Dataset entries:
_____

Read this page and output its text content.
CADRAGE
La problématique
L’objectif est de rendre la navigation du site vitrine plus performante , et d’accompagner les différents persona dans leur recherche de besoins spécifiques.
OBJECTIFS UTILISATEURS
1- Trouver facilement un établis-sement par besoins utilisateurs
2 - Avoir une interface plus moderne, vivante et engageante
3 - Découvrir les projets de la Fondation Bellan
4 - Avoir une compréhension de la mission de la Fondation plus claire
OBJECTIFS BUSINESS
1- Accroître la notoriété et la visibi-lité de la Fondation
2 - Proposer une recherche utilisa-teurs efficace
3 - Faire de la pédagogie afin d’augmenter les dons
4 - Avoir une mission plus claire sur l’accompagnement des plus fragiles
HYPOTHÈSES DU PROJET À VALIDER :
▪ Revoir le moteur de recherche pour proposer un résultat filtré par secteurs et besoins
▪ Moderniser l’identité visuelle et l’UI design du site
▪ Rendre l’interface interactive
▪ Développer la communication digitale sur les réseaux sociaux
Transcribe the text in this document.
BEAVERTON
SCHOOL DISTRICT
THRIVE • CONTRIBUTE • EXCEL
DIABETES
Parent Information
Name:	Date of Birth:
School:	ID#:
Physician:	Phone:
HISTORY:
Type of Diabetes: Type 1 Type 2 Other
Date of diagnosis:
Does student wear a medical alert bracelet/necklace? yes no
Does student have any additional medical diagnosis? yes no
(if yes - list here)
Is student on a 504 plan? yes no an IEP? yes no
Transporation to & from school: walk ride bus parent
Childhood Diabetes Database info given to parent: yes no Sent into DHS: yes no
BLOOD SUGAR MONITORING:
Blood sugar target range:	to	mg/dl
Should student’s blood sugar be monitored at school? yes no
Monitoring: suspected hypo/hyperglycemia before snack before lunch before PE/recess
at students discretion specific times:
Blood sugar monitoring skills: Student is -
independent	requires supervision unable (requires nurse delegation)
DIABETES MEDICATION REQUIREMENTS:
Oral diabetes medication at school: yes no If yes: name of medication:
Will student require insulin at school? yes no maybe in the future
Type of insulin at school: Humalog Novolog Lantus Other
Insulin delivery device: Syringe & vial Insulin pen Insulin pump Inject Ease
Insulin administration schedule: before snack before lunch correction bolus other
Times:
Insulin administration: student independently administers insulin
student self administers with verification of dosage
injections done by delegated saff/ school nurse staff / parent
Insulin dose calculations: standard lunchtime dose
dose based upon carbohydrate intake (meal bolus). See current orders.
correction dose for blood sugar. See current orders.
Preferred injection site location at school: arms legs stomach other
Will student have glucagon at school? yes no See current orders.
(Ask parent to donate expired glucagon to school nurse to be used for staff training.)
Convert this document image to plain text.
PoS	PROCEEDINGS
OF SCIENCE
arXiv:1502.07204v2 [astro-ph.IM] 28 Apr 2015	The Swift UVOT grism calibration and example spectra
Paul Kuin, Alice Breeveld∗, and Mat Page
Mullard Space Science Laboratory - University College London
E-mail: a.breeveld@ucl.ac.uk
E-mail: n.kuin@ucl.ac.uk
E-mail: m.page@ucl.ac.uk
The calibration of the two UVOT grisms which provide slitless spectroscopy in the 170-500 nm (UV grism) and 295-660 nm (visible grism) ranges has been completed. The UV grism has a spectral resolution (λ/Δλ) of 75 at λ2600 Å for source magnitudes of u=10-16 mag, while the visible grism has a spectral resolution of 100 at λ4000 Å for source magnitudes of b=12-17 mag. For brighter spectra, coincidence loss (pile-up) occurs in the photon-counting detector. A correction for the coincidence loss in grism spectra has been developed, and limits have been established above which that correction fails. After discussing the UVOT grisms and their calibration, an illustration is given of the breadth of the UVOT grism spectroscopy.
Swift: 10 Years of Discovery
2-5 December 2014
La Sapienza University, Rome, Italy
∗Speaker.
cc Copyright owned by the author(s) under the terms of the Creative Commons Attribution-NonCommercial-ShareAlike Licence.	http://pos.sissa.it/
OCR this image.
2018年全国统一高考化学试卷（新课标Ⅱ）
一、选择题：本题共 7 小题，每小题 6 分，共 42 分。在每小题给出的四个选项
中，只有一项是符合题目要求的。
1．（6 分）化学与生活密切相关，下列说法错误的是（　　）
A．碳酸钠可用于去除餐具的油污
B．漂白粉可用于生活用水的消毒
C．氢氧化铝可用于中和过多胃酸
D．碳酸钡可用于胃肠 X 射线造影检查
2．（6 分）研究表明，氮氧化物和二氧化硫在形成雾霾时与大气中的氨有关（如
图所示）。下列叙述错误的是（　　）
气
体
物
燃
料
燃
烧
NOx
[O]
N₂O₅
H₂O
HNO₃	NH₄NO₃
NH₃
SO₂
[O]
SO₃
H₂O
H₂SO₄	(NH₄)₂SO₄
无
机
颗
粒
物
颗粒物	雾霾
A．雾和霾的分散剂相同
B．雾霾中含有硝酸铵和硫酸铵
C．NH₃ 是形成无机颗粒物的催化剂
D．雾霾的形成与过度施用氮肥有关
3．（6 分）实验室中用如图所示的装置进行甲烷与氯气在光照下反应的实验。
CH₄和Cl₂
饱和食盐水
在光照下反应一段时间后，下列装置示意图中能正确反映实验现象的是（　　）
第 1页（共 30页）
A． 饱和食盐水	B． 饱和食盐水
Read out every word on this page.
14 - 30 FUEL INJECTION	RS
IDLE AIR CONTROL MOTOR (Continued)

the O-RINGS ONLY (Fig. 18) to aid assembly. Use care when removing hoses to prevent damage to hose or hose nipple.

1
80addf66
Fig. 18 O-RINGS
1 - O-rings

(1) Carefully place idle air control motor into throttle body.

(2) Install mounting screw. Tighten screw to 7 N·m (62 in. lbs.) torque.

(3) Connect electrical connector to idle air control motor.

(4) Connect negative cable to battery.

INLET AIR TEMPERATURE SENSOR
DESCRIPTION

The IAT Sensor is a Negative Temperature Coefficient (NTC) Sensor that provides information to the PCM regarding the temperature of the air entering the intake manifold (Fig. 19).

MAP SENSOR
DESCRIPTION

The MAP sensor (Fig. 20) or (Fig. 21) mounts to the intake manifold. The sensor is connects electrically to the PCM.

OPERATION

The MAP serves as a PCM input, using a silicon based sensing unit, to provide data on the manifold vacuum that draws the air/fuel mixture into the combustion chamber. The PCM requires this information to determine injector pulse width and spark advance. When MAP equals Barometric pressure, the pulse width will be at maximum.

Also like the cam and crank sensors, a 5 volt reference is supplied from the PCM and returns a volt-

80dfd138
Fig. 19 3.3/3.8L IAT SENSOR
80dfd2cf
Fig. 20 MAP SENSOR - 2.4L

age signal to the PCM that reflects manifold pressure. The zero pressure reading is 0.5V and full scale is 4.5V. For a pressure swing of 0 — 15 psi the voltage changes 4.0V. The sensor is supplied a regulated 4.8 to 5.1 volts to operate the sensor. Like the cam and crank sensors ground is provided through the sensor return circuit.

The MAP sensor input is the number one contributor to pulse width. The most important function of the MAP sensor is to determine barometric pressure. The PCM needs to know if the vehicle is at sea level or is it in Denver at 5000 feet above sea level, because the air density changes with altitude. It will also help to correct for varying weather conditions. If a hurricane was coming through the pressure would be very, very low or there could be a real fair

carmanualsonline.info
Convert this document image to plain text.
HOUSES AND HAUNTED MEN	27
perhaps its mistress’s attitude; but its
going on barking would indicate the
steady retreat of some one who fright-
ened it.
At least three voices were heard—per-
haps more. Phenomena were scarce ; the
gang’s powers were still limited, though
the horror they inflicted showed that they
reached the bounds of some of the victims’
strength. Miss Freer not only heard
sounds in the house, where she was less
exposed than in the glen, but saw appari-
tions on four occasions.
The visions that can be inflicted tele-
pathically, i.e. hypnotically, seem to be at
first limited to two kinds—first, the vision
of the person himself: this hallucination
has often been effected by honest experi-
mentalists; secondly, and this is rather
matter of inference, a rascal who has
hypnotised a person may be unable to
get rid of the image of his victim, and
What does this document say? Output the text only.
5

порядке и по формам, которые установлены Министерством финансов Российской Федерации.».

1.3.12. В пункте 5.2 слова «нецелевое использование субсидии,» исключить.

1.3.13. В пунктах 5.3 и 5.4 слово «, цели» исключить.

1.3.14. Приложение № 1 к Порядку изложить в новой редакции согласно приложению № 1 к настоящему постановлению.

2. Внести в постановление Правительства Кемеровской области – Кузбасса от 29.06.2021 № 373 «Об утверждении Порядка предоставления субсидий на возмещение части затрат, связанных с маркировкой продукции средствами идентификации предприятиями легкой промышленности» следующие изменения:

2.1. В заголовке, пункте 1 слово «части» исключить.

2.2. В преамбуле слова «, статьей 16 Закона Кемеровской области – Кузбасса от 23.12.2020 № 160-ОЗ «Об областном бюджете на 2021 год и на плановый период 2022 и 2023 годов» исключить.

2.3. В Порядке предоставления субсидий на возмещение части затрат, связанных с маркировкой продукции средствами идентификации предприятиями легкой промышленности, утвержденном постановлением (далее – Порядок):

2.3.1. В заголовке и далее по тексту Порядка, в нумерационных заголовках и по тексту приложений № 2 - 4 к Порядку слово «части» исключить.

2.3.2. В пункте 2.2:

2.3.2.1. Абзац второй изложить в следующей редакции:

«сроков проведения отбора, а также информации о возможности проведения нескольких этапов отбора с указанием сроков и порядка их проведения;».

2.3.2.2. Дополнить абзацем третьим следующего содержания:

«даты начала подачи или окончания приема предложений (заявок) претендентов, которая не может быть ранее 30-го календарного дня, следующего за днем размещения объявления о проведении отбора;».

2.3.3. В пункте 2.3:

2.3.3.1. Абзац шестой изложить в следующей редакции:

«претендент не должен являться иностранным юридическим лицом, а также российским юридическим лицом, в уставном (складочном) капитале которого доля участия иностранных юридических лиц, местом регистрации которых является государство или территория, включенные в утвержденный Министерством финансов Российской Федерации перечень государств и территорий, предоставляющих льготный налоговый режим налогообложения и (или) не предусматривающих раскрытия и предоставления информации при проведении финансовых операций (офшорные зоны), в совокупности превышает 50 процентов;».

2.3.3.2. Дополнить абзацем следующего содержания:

_____

* [What is asked] For the data above, state how many lines contain "text"; the number is the whole answer.

* [Answer in full] 5